--- Given problem ---
Please copy all the lines that follow, word for word.

* BEGIN Dataset records *

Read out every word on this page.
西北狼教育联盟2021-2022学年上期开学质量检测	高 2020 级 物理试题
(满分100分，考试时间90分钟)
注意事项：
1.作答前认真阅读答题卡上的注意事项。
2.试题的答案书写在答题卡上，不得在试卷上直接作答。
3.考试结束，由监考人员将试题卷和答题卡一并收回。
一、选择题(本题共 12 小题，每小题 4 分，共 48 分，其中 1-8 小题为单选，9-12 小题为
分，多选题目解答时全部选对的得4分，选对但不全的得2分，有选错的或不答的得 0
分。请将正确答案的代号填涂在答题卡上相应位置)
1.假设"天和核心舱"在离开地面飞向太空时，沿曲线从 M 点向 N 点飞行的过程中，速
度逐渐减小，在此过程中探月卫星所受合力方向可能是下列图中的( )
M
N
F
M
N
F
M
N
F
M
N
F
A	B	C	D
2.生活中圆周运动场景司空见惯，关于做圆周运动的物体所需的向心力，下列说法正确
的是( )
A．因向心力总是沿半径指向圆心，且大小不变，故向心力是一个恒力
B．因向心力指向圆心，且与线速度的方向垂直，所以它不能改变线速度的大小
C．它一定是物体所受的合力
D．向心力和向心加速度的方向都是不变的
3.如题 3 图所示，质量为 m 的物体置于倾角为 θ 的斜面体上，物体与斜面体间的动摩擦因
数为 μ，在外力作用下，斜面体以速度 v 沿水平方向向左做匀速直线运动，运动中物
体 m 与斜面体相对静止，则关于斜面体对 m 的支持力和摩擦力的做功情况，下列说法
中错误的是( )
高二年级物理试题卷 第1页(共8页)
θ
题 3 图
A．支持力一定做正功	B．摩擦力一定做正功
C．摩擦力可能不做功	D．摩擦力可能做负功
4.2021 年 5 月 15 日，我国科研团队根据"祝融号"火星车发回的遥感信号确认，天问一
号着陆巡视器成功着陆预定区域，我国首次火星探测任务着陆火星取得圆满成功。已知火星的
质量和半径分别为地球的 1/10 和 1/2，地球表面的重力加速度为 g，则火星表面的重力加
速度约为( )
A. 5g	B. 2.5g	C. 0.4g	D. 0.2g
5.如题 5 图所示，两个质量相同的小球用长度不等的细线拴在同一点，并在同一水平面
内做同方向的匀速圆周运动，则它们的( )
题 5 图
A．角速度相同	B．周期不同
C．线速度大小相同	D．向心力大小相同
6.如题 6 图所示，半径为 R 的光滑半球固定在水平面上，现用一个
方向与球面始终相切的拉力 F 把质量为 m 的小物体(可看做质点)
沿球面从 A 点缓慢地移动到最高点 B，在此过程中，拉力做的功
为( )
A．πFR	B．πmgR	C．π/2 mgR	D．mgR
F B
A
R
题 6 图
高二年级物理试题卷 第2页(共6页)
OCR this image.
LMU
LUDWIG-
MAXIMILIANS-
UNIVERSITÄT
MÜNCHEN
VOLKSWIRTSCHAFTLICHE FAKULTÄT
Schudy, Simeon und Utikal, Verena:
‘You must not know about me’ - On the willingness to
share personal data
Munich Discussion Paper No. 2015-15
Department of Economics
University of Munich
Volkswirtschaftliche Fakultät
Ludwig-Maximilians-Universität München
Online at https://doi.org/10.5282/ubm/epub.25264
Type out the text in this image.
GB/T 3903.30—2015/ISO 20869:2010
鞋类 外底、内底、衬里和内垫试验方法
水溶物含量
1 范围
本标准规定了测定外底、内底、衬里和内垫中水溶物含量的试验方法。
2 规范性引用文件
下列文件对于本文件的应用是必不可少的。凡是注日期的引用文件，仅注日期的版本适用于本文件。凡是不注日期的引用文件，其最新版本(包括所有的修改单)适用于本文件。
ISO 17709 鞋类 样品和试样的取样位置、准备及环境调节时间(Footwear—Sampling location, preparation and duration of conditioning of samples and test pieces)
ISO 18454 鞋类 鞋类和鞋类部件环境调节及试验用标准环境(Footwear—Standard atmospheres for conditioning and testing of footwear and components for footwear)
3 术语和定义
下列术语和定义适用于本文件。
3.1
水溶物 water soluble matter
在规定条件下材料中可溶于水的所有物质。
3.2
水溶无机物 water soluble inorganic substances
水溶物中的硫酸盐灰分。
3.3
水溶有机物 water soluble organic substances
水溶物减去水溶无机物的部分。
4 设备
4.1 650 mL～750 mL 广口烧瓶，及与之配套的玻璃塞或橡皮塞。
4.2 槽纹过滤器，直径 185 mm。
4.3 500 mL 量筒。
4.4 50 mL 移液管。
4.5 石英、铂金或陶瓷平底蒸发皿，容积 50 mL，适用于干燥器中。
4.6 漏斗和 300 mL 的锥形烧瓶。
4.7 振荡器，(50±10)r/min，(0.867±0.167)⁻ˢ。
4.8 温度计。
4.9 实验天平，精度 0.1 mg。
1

* END Dataset records *

--- Solution to the exercise ---
Read out every word on this page.
西北狼教育联盟2021-2022学年上期开学质量检测	高 2020 级 物理试题
(满分100分，考试时间90分钟)
注意事项：
1.作答前认真阅读答题卡上的注意事项。
2.试题的答案书写在答题卡上，不得在试卷上直接作答。
3.考试结束，由监考人员将试题卷和答题卡一并收回。
一、选择题(本题共 12 小题，每小题 4 分，共 48 分，其中 1-8 小题为单选，9-12 小题为
分，多选题目解答时全部选对的得4分，选对但不全的得2分，有选错的或不答的得 0
分。请将正确答案的代号填涂在答题卡上相应位置)
1.假设"天和核心舱"在离开地面飞向太空时，沿曲线从 M 点向 N 点飞行的过程中，速
度逐渐减小，在此过程中探月卫星所受合力方向可能是下列图中的( )
M
N
F
M
N
F
M
N
F
M
N
F
A	B	C	D
2.生活中圆周运动场景司空见惯，关于做圆周运动的物体所需的向心力，下列说法正确
的是( )
A．因向心力总是沿半径指向圆心，且大小不变，故向心力是一个恒力
B．因向心力指向圆心，且与线速度的方向垂直，所以它不能改变线速度的大小
C．它一定是物体所受的合力
D．向心力和向心加速度的方向都是不变的
3.如题 3 图所示，质量为 m 的物体置于倾角为 θ 的斜面体上，物体与斜面体间的动摩擦因
数为 μ，在外力作用下，斜面体以速度 v 沿水平方向向左做匀速直线运动，运动中物
体 m 与斜面体相对静止，则关于斜面体对 m 的支持力和摩擦力的做功情况，下列说法
中错误的是( )
高二年级物理试题卷 第1页(共8页)
θ
题 3 图
A．支持力一定做正功	B．摩擦力一定做正功
C．摩擦力可能不做功	D．摩擦力可能做负功
4.2021 年 5 月 15 日，我国科研团队根据"祝融号"火星车发回的遥感信号确认，天问一
号着陆巡视器成功着陆预定区域，我国首次火星探测任务着陆火星取得圆满成功。已知火星的
质量和半径分别为地球的 1/10 和 1/2，地球表面的重力加速度为 g，则火星表面的重力加
速度约为( )
A. 5g	B. 2.5g	C. 0.4g	D. 0.2g
5.如题 5 图所示，两个质量相同的小球用长度不等的细线拴在同一点，并在同一水平面
内做同方向的匀速圆周运动，则它们的( )
题 5 图
A．角速度相同	B．周期不同
C．线速度大小相同	D．向心力大小相同
6.如题 6 图所示，半径为 R 的光滑半球固定在水平面上，现用一个
方向与球面始终相切的拉力 F 把质量为 m 的小物体(可看做质点)
沿球面从 A 点缓慢地移动到最高点 B，在此过程中，拉力做的功
为( )
A．πFR	B．πmgR	C．π/2 mgR	D．mgR
F B
A
R
题 6 图
高二年级物理试题卷 第2页(共6页)
OCR this image.
LMU
LUDWIG-
MAXIMILIANS-
UNIVERSITÄT
MÜNCHEN
VOLKSWIRTSCHAFTLICHE FAKULTÄT
Schudy, Simeon und Utikal, Verena:
‘You must not know about me’ - On the willingness to
share personal data
Munich Discussion Paper No. 2015-15
Department of Economics
University of Munich
Volkswirtschaftliche Fakultät
Ludwig-Maximilians-Universität München
Online at https://doi.org/10.5282/ubm/epub.25264
Type out the text in this image.
GB/T 3903.30—2015/ISO 20869:2010
鞋类 外底、内底、衬里和内垫试验方法
水溶物含量
1 范围
本标准规定了测定外底、内底、衬里和内垫中水溶物含量的试验方法。
2 规范性引用文件
下列文件对于本文件的应用是必不可少的。凡是注日期的引用文件，仅注日期的版本适用于本文件。凡是不注日期的引用文件，其最新版本(包括所有的修改单)适用于本文件。
ISO 17709 鞋类 样品和试样的取样位置、准备及环境调节时间(Footwear—Sampling location, preparation and duration of conditioning of samples and test pieces)
ISO 18454 鞋类 鞋类和鞋类部件环境调节及试验用标准环境(Footwear—Standard atmospheres for conditioning and testing of footwear and components for footwear)
3 术语和定义
下列术语和定义适用于本文件。
3.1
水溶物 water soluble matter
在规定条件下材料中可溶于水的所有物质。
3.2
水溶无机物 water soluble inorganic substances
水溶物中的硫酸盐灰分。
3.3
水溶有机物 water soluble organic substances
水溶物减去水溶无机物的部分。
4 设备
4.1 650 mL～750 mL 广口烧瓶，及与之配套的玻璃塞或橡皮塞。
4.2 槽纹过滤器，直径 185 mm。
4.3 500 mL 量筒。
4.4 50 mL 移液管。
4.5 石英、铂金或陶瓷平底蒸发皿，容积 50 mL，适用于干燥器中。
4.6 漏斗和 300 mL 的锥形烧瓶。
4.7 振荡器，(50±10)r/min，(0.867±0.167)⁻ˢ。
4.8 温度计。
4.9 实验天平，精度 0.1 mg。
1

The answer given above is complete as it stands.